- _Exercise prompt_: Do not copy the pictures; transcribe all other material exactly.

- _Stored rows_:
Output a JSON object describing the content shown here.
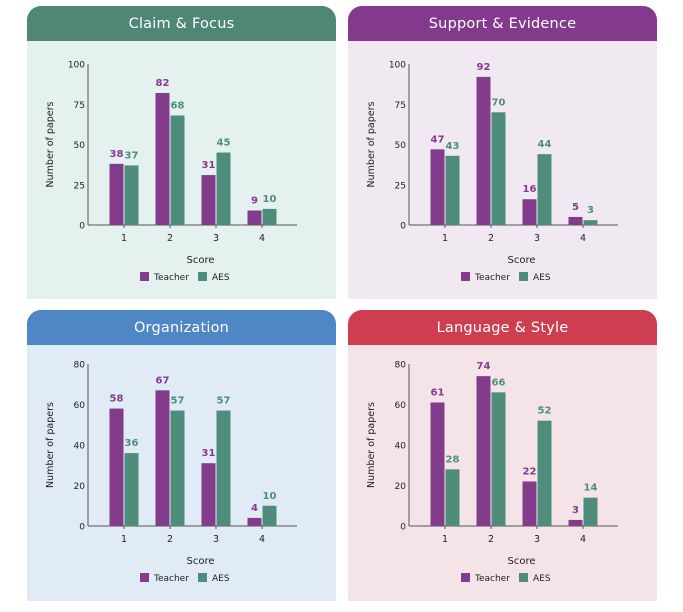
{
  "colors": {
    "teacher": "#833b8c",
    "aes": "#4e8d7b",
    "axis": "#555555",
    "text": "#222222"
  },
  "chart_data": [
    {
      "type": "bar",
      "title": "Claim & Focus",
      "header_color": "#4e8775",
      "bg_color": "#e4f1ef",
      "categories": [
        "1",
        "2",
        "3",
        "4"
      ],
      "series": [
        {
          "name": "Teacher",
          "values": [
            38,
            82,
            31,
            9
          ]
        },
        {
          "name": "AES",
          "values": [
            37,
            68,
            45,
            10
          ]
        }
      ],
      "xlabel": "Score",
      "ylabel": "Number of papers",
      "ylim": [
        0,
        100
      ],
      "yticks": [
        0,
        25,
        50,
        75,
        100
      ],
      "grid": false,
      "legend": "bottom"
    },
    {
      "type": "bar",
      "title": "Support & Evidence",
      "header_color": "#843a8c",
      "bg_color": "#f1e9f2",
      "categories": [
        "1",
        "2",
        "3",
        "4"
      ],
      "series": [
        {
          "name": "Teacher",
          "values": [
            47,
            92,
            16,
            5
          ]
        },
        {
          "name": "AES",
          "values": [
            43,
            70,
            44,
            3
          ]
        }
      ],
      "xlabel": "Score",
      "ylabel": "Number of papers",
      "ylim": [
        0,
        100
      ],
      "yticks": [
        0,
        25,
        50,
        75,
        100
      ],
      "grid": false,
      "legend": "bottom"
    },
    {
      "type": "bar",
      "title": "Organization",
      "header_color": "#4e86c6",
      "bg_color": "#e0ebf5",
      "categories": [
        "1",
        "2",
        "3",
        "4"
      ],
      "series": [
        {
          "name": "Teacher",
          "values": [
            58,
            67,
            31,
            4
          ]
        },
        {
          "name": "AES",
          "values": [
            36,
            57,
            57,
            10
          ]
        }
      ],
      "xlabel": "Score",
      "ylabel": "Number of papers",
      "ylim": [
        0,
        80
      ],
      "yticks": [
        0,
        20,
        40,
        60,
        80
      ],
      "grid": false,
      "legend": "bottom"
    },
    {
      "type": "bar",
      "title": "Language & Style",
      "header_color": "#cd3f50",
      "bg_color": "#f4e4e8",
      "categories": [
        "1",
        "2",
        "3",
        "4"
      ],
      "series": [
        {
          "name": "Teacher",
          "values": [
            61,
            74,
            22,
            3
          ]
        },
        {
          "name": "AES",
          "values": [
            28,
            66,
            52,
            14
          ]
        }
      ],
      "xlabel": "Score",
      "ylabel": "Number of papers",
      "ylim": [
        0,
        80
      ],
      "yticks": [
        0,
        20,
        40,
        60,
        80
      ],
      "grid": false,
      "legend": "bottom"
    }
  ]
}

- _Worked answer_:
Output a JSON object describing the content shown here.
{
  "colors": {
    "teacher": "#833b8c",
    "aes": "#4e8d7b",
    "axis": "#555555",
    "text": "#222222"
  },
  "chart_data": [
    {
      "type": "bar",
      "title": "Claim & Focus",
      "header_color": "#4e8775",
      "bg_color": "#e4f1ef",
      "categories": [
        "1",
        "2",
        "3",
        "4"
      ],
      "series": [
        {
          "name": "Teacher",
          "values": [
            38,
            82,
            31,
            9
          ]
        },
        {
          "name": "AES",
          "values": [
            37,
            68,
            45,
            10
          ]
        }
      ],
      "xlabel": "Score",
      "ylabel": "Number of papers",
      "ylim": [
        0,
        100
      ],
      "yticks": [
        0,
        25,
        50,
        75,
        100
      ],
      "grid": false,
      "legend": "bottom"
    },
    {
      "type": "bar",
      "title": "Support & Evidence",
      "header_color": "#843a8c",
      "bg_color": "#f1e9f2",
      "categories": [
        "1",
        "2",
        "3",
        "4"
      ],
      "series": [
        {
          "name": "Teacher",
          "values": [
            47,
            92,
            16,
            5
          ]
        },
        {
          "name": "AES",
          "values": [
            43,
            70,
            44,
            3
          ]
        }
      ],
      "xlabel": "Score",
      "ylabel": "Number of papers",
      "ylim": [
        0,
        100
      ],
      "yticks": [
        0,
        25,
        50,
        75,
        100
      ],
      "grid": false,
      "legend": "bottom"
    },
    {
      "type": "bar",
      "title": "Organization",
      "header_color": "#4e86c6",
      "bg_color": "#e0ebf5",
      "categories": [
        "1",
        "2",
        "3",
        "4"
      ],
      "series": [
        {
          "name": "Teacher",
          "values": [
            58,
            67,
            31,
            4
          ]
        },
        {
          "name": "AES",
          "values": [
            36,
            57,
            57,
            10
          ]
        }
      ],
      "xlabel": "Score",
      "ylabel": "Number of papers",
      "ylim": [
        0,
        80
      ],
      "yticks": [
        0,
        20,
        40,
        60,
        80
      ],
      "grid": false,
      "legend": "bottom"
    },
    {
      "type": "bar",
      "title": "Language & Style",
      "header_color": "#cd3f50",
      "bg_color": "#f4e4e8",
      "categories": [
        "1",
        "2",
        "3",
        "4"
      ],
      "series": [
        {
          "name": "Teacher",
          "values": [
            61,
            74,
            22,
            3
          ]
        },
        {
          "name": "AES",
          "values": [
            28,
            66,
            52,
            14
          ]
        }
      ],
      "xlabel": "Score",
      "ylabel": "Number of papers",
      "ylim": [
        0,
        80
      ],
      "yticks": [
        0,
        20,
        40,
        60,
        80
      ],
      "grid": false,
      "legend": "bottom"
    }
  ]
}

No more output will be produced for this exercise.